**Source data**

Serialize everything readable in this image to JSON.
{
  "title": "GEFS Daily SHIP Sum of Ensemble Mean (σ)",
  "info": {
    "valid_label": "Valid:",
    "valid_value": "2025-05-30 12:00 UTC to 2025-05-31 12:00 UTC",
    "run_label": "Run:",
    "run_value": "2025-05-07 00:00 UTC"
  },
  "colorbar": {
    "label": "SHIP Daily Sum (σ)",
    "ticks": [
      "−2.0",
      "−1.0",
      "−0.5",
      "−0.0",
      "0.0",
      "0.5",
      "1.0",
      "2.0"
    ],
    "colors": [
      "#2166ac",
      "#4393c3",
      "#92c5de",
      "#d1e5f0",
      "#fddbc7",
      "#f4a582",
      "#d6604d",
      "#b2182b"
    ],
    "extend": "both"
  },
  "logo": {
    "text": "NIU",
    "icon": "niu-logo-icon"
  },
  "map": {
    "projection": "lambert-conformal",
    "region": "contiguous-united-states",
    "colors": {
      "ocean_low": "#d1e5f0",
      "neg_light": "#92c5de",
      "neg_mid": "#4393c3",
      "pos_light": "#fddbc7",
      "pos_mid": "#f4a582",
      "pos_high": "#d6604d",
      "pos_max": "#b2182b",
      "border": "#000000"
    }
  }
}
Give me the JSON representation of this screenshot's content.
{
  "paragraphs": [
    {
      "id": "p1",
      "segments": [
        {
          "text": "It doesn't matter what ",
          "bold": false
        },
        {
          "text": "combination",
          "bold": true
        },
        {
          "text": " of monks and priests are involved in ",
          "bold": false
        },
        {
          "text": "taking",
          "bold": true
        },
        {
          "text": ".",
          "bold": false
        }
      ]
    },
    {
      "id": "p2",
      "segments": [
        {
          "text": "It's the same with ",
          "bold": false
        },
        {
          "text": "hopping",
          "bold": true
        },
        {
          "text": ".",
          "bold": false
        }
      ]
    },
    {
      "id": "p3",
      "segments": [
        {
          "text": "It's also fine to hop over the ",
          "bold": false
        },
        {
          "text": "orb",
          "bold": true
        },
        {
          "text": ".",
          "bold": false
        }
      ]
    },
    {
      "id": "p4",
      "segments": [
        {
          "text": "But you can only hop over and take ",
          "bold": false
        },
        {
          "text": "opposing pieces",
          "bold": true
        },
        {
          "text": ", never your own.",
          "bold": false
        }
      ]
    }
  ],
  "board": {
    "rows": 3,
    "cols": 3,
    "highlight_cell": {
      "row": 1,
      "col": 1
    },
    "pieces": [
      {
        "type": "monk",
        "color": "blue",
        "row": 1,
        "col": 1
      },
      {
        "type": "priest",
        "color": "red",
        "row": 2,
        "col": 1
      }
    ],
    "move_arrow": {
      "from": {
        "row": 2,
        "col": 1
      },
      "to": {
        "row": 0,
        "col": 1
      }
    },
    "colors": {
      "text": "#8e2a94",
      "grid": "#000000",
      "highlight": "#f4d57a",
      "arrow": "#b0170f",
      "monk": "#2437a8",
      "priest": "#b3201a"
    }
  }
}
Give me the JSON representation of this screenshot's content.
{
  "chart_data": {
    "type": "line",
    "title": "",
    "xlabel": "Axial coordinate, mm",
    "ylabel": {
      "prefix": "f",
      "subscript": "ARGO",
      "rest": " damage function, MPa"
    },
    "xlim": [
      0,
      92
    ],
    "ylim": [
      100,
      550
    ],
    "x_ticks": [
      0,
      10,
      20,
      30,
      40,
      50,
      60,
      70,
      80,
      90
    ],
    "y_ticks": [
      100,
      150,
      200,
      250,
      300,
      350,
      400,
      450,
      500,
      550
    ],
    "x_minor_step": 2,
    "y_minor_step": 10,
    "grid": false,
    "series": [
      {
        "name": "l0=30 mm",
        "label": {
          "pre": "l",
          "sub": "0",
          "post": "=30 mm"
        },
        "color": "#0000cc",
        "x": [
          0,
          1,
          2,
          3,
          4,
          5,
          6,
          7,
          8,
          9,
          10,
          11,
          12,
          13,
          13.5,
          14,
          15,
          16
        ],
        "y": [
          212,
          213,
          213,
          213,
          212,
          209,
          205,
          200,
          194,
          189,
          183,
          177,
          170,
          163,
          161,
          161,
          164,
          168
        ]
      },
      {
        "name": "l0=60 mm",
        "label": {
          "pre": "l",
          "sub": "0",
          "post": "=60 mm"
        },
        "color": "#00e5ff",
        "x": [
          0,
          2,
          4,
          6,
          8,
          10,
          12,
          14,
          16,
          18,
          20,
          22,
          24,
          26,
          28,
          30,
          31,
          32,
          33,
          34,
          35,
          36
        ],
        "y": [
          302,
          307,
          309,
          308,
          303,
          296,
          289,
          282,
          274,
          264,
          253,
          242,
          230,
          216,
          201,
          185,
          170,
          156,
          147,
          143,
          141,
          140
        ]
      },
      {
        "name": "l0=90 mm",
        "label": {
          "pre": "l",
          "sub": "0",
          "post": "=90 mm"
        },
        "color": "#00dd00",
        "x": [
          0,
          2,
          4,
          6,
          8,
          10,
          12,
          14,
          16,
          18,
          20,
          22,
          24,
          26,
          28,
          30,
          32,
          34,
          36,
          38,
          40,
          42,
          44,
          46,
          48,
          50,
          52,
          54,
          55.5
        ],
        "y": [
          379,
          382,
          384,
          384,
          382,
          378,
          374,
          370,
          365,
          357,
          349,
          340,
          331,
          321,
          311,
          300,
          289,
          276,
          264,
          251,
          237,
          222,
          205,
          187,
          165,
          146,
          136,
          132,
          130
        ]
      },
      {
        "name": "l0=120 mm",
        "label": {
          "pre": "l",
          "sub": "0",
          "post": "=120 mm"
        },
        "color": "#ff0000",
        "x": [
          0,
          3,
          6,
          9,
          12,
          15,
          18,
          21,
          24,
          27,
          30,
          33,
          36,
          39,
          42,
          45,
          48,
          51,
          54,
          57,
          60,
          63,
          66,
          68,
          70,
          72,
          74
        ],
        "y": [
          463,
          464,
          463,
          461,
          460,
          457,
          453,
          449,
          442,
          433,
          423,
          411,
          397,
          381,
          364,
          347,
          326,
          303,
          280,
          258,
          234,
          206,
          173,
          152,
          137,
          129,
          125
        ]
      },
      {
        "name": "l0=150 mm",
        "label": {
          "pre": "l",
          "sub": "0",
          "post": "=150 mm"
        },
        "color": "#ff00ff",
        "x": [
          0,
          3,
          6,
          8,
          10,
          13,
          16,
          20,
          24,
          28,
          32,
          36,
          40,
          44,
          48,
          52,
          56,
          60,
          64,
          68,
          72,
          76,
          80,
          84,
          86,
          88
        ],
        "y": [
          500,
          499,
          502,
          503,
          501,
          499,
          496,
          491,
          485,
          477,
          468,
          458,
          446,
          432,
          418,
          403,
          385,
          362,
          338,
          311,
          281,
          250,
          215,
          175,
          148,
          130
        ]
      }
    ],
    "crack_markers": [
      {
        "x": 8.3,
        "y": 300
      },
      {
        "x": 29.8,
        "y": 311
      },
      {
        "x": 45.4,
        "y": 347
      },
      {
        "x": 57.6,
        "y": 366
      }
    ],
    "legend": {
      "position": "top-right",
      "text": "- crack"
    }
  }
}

**Prompt**
Go through the data above and find the lines with the word "name". Copy each of those lines.

**Problem solution**
        "name": "l0=30 mm",
        "name": "l0=60 mm",
        "name": "l0=90 mm",
        "name": "l0=120 mm",
        "name": "l0=150 mm",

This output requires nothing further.